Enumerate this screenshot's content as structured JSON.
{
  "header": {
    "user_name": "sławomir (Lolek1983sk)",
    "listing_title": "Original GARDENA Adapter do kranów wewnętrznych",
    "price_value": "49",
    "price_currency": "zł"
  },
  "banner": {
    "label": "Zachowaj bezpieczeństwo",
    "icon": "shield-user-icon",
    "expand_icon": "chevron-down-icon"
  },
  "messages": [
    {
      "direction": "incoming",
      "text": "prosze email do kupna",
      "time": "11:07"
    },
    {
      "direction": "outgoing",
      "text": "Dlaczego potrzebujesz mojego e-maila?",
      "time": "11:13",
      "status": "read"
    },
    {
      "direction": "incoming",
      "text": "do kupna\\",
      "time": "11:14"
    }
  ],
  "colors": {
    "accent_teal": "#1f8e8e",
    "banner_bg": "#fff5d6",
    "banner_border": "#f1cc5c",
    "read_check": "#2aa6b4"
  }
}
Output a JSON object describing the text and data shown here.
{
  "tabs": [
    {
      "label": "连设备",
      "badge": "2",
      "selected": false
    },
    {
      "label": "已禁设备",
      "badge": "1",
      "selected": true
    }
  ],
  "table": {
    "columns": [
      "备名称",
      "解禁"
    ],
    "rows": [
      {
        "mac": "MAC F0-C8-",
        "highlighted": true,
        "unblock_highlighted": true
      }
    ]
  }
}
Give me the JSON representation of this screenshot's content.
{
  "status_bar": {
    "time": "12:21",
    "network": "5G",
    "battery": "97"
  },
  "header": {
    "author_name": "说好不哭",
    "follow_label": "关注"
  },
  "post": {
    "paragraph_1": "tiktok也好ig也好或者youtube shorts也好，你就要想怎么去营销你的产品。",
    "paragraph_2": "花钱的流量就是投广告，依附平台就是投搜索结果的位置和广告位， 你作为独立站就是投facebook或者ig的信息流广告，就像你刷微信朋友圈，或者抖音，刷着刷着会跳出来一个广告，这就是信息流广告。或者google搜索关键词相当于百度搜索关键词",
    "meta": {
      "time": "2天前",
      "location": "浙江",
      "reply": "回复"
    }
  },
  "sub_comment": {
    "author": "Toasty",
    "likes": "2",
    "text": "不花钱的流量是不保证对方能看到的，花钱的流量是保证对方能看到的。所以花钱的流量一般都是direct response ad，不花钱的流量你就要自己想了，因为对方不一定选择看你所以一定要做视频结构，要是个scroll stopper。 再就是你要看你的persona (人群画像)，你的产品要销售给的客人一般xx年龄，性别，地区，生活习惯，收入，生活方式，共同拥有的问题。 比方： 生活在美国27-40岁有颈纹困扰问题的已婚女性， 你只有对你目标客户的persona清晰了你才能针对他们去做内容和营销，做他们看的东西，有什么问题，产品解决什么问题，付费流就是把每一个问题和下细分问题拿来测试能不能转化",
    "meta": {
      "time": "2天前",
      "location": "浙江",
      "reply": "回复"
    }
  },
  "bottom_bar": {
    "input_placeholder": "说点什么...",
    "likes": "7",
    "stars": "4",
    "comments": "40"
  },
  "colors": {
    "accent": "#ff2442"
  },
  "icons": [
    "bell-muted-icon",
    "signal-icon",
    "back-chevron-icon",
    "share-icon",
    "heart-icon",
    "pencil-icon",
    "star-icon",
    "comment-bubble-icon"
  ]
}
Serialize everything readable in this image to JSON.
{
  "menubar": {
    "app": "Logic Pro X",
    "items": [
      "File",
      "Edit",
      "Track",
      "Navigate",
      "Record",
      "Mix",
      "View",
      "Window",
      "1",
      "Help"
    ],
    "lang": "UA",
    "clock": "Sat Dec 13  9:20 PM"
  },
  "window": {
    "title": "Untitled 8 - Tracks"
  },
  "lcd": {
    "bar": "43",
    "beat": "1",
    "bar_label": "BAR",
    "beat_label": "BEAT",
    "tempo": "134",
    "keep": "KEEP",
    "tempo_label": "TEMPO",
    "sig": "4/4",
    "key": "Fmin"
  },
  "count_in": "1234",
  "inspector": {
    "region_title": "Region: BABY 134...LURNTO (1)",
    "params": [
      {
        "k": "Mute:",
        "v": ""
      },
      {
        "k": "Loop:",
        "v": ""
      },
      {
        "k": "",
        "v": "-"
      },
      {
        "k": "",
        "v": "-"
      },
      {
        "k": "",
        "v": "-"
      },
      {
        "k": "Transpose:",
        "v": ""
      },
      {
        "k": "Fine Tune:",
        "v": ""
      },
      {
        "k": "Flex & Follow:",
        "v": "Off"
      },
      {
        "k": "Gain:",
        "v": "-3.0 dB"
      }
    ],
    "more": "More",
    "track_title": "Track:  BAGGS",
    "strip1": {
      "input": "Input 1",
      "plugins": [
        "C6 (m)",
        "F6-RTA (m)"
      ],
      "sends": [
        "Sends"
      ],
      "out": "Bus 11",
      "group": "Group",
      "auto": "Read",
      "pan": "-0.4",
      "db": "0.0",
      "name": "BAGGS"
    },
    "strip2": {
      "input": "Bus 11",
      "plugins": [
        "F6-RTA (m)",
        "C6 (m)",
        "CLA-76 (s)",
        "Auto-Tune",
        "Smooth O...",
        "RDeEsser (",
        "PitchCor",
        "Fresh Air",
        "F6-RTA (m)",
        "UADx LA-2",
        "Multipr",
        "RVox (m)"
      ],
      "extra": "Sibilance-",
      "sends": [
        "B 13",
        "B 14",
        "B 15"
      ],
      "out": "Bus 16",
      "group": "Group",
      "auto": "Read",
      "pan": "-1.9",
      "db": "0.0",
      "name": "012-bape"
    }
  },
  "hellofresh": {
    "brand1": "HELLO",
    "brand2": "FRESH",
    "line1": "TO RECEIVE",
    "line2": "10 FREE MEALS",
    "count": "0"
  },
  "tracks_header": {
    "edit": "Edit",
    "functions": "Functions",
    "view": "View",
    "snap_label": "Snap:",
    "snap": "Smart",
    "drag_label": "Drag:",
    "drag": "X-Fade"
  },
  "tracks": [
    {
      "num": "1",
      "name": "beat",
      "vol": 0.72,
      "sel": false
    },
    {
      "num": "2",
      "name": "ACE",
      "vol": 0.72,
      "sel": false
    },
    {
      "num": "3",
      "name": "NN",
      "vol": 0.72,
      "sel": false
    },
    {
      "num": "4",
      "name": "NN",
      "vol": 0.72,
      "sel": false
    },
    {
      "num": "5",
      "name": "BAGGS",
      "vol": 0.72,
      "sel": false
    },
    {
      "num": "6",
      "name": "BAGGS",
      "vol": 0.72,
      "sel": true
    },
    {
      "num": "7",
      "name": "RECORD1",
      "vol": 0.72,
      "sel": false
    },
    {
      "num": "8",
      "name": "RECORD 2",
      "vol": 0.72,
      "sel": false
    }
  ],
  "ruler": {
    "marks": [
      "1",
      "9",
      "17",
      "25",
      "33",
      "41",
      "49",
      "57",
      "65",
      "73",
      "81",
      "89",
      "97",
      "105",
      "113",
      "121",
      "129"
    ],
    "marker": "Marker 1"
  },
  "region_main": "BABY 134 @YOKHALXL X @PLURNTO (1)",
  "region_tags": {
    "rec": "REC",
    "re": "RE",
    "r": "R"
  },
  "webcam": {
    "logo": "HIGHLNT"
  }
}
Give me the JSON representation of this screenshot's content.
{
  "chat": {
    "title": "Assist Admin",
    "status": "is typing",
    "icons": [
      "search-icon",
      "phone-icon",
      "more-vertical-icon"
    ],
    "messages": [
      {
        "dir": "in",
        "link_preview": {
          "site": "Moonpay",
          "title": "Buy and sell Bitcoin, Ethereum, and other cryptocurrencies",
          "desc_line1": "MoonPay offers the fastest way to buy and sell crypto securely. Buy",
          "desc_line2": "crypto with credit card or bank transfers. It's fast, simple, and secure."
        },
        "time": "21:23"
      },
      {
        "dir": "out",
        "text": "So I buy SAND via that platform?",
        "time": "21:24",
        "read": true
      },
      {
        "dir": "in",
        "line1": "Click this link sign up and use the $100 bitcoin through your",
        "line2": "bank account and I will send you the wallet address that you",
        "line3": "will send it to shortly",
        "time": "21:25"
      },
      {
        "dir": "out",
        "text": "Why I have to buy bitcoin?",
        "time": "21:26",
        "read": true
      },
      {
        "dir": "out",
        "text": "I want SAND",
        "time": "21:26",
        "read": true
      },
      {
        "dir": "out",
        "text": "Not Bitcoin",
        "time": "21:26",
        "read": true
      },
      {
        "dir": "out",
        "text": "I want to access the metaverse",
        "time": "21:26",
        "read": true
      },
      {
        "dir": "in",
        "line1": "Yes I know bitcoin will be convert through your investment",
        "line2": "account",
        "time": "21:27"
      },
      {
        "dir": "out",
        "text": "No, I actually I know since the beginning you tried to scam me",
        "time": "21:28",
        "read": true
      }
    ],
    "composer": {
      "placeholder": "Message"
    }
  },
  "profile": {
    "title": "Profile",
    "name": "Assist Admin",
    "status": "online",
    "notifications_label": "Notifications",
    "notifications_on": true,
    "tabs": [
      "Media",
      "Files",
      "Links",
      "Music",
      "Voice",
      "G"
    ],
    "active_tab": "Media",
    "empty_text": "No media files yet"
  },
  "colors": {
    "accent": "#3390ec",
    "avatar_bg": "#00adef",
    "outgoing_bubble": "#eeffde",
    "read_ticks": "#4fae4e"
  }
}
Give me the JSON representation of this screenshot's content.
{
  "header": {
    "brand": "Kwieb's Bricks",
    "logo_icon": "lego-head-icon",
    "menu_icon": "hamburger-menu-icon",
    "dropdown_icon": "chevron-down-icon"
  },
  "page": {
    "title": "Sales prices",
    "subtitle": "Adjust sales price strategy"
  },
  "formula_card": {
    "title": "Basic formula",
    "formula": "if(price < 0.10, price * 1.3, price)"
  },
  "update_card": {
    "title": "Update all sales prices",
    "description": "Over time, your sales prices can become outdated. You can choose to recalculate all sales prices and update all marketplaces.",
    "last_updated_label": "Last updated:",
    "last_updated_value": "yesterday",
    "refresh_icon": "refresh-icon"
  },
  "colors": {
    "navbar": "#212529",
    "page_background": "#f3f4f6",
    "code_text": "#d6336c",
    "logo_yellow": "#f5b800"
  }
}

#### Problem details
List every line above containing the word "prices".

#### Full solution
    "title": "Sales prices",
    "title": "Update all sales prices",
    "description": "Over time, your sales prices can become outdated. You can choose to recalculate all sales prices and update all marketplaces.",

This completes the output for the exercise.